AIM OF THE EXERCISE: Check every line in the listing below for "RefSeq". Copy the ones where it occurs.

::::

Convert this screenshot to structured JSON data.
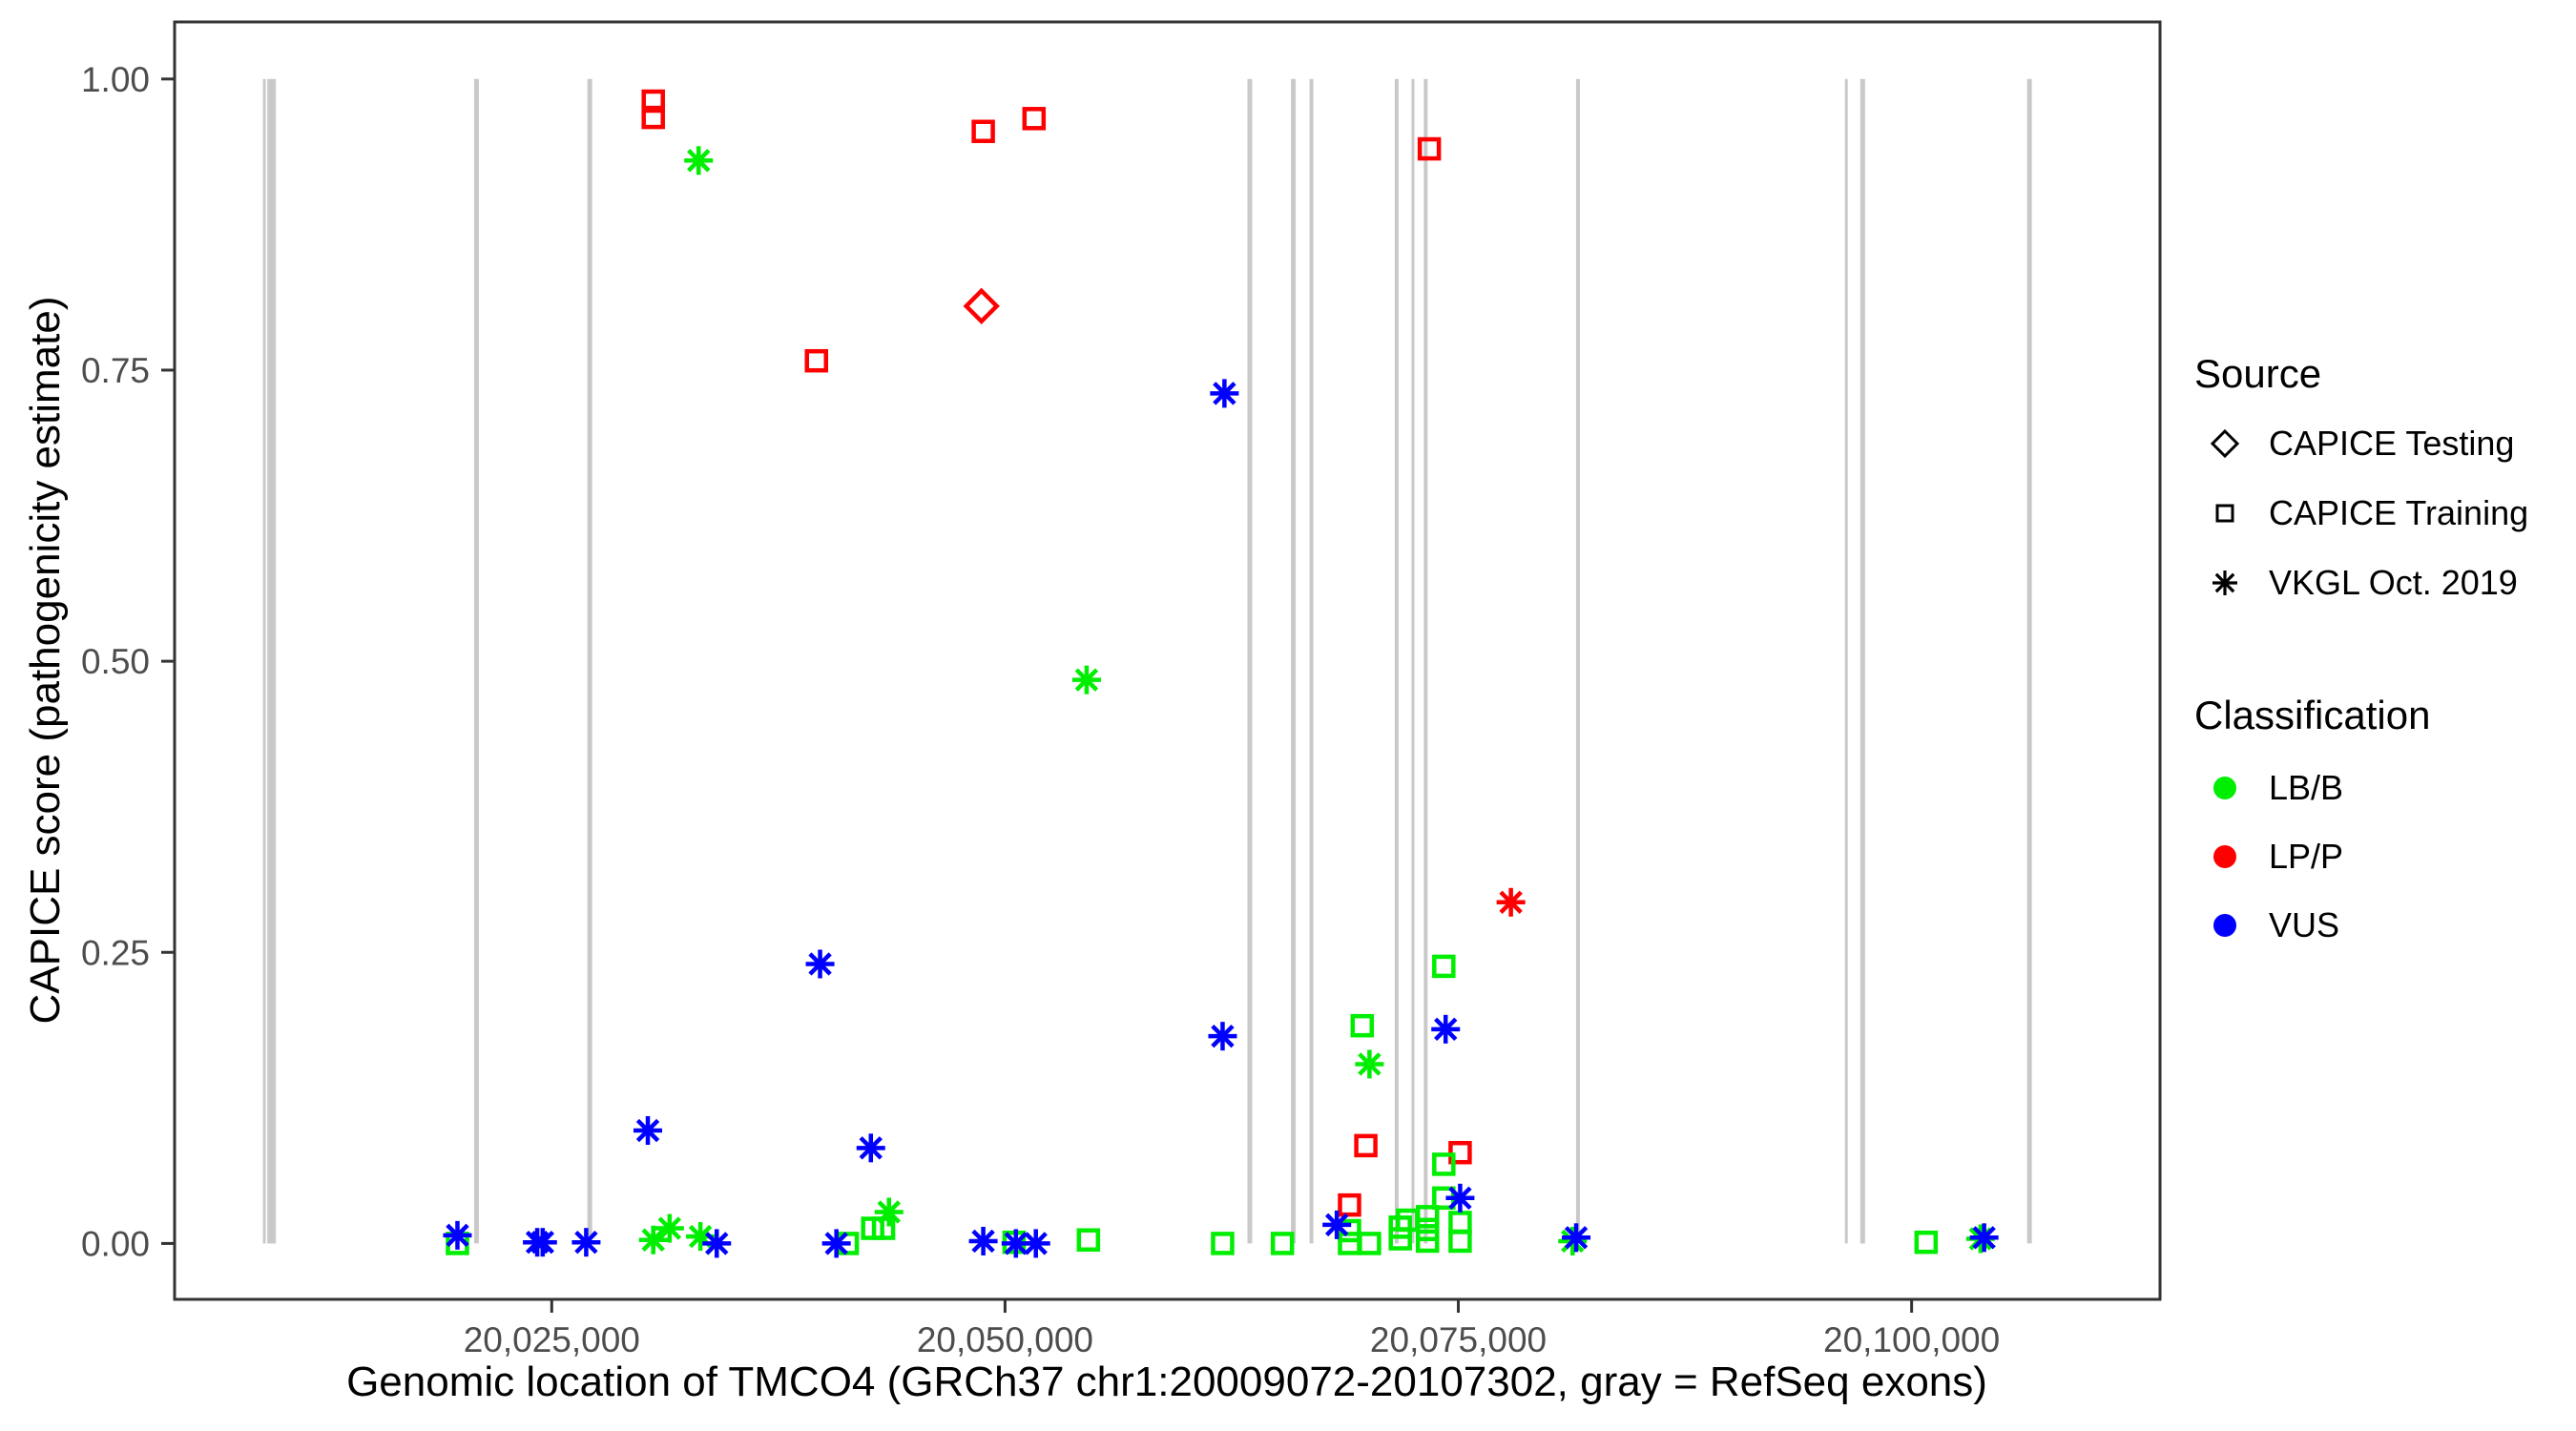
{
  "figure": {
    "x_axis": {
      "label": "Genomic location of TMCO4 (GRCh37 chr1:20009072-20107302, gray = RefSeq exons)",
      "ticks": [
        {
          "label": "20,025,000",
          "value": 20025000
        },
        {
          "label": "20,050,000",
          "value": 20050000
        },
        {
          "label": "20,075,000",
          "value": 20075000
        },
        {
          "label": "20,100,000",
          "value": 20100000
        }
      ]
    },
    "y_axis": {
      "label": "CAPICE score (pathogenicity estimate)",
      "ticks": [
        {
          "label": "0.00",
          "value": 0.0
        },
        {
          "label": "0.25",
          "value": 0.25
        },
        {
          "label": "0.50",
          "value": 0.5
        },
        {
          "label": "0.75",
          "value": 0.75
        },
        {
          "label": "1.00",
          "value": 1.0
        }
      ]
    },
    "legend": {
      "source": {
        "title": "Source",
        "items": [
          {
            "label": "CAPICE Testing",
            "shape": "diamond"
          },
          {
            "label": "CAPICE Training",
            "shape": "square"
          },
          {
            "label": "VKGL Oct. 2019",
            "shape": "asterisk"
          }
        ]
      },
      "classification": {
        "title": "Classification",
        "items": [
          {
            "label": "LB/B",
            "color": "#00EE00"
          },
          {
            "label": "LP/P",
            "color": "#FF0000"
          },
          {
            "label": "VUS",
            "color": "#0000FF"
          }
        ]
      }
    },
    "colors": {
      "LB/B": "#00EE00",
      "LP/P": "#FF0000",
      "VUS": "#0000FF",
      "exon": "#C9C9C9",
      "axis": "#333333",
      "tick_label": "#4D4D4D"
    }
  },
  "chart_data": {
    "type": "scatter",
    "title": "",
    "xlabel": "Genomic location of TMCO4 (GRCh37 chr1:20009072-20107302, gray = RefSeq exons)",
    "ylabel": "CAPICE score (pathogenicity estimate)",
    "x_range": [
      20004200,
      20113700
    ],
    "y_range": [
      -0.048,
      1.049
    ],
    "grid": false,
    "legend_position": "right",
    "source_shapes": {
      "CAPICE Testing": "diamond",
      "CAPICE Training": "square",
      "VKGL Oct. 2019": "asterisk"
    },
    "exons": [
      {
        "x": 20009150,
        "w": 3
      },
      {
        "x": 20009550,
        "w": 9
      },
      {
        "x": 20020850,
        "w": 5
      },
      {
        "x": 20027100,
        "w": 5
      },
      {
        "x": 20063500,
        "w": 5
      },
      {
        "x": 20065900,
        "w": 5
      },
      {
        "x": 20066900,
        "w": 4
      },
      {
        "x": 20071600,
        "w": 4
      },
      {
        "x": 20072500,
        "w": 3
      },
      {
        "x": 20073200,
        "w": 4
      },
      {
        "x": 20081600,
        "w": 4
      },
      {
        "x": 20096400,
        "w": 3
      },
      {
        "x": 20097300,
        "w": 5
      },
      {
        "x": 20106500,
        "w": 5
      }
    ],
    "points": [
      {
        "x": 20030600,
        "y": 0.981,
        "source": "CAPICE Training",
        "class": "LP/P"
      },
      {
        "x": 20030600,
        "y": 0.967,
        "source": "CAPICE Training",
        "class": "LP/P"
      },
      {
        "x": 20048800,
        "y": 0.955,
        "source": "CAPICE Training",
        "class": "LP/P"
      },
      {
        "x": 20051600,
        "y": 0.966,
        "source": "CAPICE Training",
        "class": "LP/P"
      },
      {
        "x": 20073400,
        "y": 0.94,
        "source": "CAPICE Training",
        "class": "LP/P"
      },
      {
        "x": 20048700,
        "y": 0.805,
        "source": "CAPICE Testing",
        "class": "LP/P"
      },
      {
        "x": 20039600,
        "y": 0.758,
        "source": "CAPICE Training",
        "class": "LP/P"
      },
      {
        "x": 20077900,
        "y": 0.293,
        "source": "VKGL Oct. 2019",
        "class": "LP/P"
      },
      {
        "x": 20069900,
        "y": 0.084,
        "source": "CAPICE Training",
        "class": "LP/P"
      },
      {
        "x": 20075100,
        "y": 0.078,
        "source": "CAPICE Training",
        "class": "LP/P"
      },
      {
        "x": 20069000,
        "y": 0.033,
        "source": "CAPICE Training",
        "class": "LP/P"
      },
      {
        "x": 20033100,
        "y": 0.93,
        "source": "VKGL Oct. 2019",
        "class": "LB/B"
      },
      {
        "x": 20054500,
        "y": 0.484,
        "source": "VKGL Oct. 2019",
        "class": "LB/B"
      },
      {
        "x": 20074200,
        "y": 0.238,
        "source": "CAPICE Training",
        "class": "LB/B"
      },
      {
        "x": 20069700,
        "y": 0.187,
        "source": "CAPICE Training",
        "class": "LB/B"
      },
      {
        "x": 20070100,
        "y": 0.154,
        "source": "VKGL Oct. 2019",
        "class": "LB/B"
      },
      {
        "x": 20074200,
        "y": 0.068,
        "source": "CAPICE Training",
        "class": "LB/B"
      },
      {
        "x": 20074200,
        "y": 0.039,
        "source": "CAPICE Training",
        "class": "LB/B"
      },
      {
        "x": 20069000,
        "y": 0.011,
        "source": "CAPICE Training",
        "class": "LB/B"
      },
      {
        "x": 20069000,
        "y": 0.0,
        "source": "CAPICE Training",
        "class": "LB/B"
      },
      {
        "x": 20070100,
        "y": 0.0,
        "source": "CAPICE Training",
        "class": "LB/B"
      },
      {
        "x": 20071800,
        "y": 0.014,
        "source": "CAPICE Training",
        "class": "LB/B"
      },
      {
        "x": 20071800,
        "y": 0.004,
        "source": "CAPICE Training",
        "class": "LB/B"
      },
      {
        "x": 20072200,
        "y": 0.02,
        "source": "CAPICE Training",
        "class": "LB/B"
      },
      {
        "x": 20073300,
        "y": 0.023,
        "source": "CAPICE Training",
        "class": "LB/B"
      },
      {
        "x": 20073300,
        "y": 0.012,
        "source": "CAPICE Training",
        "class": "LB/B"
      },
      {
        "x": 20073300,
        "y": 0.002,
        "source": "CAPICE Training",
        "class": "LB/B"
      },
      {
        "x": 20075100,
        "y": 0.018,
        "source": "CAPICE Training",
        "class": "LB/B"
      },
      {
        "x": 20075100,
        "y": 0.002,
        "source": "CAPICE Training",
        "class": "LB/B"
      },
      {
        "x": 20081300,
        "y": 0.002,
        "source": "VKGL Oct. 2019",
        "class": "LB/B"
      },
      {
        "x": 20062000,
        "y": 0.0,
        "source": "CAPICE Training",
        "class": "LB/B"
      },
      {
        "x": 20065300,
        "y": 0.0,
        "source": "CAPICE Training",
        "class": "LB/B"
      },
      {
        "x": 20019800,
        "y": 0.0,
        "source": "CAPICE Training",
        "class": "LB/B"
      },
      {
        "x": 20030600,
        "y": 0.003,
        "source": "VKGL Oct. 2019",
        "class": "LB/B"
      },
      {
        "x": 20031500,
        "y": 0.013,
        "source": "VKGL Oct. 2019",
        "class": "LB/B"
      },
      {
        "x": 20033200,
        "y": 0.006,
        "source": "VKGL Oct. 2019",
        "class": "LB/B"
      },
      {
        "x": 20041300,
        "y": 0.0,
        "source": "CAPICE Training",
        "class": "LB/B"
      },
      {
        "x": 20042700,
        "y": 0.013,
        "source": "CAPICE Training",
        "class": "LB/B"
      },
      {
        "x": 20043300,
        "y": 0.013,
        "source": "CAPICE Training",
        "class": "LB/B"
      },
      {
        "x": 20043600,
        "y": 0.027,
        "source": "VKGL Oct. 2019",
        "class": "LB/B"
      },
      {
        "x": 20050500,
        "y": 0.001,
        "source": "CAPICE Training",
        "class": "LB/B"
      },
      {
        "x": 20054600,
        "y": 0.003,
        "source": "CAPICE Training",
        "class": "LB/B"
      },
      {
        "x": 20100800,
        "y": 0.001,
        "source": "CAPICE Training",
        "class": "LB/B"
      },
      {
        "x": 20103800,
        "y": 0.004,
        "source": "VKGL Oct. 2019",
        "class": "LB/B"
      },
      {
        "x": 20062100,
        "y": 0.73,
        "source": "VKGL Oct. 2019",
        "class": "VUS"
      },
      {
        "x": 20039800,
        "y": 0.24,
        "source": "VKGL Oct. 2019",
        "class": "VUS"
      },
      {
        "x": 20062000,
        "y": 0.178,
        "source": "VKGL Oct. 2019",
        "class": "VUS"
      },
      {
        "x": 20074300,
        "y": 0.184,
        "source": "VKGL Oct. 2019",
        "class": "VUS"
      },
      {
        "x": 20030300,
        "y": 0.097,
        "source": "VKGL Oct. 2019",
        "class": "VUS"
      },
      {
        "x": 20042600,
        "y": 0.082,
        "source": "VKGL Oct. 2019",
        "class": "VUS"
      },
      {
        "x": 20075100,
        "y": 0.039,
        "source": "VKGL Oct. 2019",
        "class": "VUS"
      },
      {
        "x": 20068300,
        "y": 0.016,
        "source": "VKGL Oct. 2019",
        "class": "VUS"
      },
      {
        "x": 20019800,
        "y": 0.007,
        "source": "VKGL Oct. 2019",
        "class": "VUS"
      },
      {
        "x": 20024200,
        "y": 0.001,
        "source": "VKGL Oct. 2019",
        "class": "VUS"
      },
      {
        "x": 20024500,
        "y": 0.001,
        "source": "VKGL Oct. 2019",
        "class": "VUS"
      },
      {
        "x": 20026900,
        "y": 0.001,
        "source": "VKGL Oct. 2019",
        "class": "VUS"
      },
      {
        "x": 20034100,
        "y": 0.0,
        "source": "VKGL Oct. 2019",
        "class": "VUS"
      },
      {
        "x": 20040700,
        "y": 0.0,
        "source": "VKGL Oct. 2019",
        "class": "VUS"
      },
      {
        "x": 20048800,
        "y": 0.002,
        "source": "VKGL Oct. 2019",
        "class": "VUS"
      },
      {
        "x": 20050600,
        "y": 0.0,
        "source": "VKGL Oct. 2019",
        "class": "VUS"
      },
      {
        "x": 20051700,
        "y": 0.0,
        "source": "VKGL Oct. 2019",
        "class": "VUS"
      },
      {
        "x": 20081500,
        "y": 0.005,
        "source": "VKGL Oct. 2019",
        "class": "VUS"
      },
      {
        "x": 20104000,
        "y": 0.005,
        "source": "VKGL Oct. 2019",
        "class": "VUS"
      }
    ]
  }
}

::::

ANSWER BOX:
      "label": "Genomic location of TMCO4 (GRCh37 chr1:20009072-20107302, gray = RefSeq exons)",
    "xlabel": "Genomic location of TMCO4 (GRCh37 chr1:20009072-20107302, gray = RefSeq exons)",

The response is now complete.